* BEGIN SUPPLIED MATERIAL *

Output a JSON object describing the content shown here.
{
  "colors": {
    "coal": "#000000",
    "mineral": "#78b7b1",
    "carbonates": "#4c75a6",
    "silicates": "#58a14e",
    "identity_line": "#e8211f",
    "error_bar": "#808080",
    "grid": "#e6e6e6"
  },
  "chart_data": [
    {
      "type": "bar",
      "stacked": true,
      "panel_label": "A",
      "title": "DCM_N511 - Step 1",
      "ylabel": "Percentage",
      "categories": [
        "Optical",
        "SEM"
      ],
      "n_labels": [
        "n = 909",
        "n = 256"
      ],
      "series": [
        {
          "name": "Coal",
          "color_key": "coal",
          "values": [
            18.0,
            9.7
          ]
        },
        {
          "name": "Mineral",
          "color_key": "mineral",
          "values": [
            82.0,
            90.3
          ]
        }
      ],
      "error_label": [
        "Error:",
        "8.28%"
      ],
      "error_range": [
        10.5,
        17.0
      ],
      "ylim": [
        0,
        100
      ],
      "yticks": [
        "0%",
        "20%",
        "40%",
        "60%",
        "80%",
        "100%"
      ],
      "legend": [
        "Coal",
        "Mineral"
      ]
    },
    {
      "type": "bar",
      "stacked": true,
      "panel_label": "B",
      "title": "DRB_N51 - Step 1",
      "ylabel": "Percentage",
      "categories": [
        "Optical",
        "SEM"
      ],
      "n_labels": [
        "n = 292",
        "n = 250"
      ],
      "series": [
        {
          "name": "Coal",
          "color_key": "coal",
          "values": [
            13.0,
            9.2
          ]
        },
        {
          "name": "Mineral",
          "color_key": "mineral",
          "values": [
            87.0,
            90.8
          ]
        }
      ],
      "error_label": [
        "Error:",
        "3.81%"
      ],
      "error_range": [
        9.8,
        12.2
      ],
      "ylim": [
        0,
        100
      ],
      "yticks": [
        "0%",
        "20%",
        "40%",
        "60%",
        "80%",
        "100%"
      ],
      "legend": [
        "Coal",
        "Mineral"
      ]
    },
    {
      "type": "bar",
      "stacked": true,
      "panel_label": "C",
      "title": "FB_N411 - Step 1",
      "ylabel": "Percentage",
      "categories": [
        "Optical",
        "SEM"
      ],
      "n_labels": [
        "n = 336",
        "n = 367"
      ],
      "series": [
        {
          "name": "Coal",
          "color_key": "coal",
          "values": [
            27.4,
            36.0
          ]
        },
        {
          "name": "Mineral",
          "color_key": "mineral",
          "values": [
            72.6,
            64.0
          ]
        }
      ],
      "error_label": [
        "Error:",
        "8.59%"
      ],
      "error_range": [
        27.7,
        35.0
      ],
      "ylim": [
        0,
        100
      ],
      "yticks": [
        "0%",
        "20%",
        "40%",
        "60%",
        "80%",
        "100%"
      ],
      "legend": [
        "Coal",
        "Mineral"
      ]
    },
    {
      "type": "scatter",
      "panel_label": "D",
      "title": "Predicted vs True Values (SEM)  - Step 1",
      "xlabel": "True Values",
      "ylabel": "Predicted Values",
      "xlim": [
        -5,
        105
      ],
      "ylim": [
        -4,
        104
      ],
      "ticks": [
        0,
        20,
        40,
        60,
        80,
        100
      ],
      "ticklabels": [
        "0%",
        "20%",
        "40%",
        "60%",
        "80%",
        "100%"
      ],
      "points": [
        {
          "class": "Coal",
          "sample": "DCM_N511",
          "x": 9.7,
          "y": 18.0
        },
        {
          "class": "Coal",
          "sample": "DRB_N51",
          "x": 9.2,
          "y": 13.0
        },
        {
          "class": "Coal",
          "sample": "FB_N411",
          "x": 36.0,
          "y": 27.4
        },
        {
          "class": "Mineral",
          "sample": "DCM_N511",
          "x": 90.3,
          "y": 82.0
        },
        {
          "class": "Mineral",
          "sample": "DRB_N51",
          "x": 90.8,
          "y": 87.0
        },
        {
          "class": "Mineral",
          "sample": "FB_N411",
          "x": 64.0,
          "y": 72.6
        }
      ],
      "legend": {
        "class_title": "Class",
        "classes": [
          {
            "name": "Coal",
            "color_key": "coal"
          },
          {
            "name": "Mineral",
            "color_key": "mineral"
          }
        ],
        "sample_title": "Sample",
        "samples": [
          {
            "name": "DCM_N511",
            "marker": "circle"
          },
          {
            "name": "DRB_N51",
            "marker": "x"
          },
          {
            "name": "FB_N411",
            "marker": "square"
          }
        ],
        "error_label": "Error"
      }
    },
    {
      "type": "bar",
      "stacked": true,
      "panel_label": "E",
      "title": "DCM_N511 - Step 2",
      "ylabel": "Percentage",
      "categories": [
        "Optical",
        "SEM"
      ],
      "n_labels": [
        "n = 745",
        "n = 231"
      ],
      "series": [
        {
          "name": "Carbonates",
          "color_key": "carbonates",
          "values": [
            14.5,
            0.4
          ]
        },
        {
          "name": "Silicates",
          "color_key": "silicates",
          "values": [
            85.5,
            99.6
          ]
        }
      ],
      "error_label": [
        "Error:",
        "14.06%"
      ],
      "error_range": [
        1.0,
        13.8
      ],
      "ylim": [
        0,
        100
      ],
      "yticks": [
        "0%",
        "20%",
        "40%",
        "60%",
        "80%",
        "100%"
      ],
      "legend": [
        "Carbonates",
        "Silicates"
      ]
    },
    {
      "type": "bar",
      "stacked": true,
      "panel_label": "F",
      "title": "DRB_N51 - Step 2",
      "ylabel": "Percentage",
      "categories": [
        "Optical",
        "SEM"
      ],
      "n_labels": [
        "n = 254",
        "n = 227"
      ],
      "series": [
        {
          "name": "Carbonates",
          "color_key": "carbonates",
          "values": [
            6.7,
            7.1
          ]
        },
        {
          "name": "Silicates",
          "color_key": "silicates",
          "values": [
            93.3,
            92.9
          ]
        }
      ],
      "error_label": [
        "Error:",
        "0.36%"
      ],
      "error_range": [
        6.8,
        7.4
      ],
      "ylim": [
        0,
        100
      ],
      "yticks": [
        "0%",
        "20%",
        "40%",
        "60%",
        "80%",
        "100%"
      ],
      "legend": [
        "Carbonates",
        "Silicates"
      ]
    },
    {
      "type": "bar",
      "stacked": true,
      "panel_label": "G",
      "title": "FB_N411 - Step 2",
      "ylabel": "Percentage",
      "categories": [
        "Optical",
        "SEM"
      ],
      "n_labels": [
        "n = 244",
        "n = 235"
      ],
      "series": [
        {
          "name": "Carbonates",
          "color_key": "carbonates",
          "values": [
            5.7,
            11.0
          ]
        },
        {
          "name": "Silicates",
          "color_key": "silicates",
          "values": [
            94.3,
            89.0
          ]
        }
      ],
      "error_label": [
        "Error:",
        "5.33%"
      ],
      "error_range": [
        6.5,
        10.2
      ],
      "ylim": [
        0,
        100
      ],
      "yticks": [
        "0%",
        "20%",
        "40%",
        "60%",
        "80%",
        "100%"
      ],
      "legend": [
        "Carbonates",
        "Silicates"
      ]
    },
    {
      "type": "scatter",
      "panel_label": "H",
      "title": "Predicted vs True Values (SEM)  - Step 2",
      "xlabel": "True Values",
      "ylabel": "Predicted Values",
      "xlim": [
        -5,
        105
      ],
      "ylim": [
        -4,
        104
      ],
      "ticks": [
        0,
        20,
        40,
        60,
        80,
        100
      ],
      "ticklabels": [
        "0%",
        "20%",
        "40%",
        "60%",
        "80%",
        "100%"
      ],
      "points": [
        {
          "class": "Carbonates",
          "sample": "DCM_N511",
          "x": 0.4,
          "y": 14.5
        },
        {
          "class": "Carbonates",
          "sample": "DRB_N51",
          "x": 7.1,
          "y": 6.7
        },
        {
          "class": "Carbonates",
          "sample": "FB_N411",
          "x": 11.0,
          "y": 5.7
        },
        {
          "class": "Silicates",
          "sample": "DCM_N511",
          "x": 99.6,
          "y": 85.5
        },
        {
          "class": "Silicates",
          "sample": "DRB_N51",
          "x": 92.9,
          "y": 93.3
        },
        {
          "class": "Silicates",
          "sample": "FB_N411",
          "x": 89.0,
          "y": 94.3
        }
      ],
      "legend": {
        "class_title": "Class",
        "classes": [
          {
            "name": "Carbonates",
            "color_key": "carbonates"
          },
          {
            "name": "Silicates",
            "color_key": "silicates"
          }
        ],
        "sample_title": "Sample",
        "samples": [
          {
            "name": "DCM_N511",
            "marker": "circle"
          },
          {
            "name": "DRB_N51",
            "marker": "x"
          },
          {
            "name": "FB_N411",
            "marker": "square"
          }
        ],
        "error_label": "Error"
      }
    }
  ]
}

* END SUPPLIED MATERIAL *

**EXERCISE AIM:**
Return, from the data, each line that has the word "Step" in it.

**FINAL RESULT:**
      "title": "DCM_N511 - Step 1",
      "title": "DRB_N51 - Step 1",
      "title": "FB_N411 - Step 1",
      "title": "Predicted vs True Values (SEM)  - Step 1",
      "title": "DCM_N511 - Step 2",
      "title": "DRB_N51 - Step 2",
      "title": "FB_N411 - Step 2",
      "title": "Predicted vs True Values (SEM)  - Step 2",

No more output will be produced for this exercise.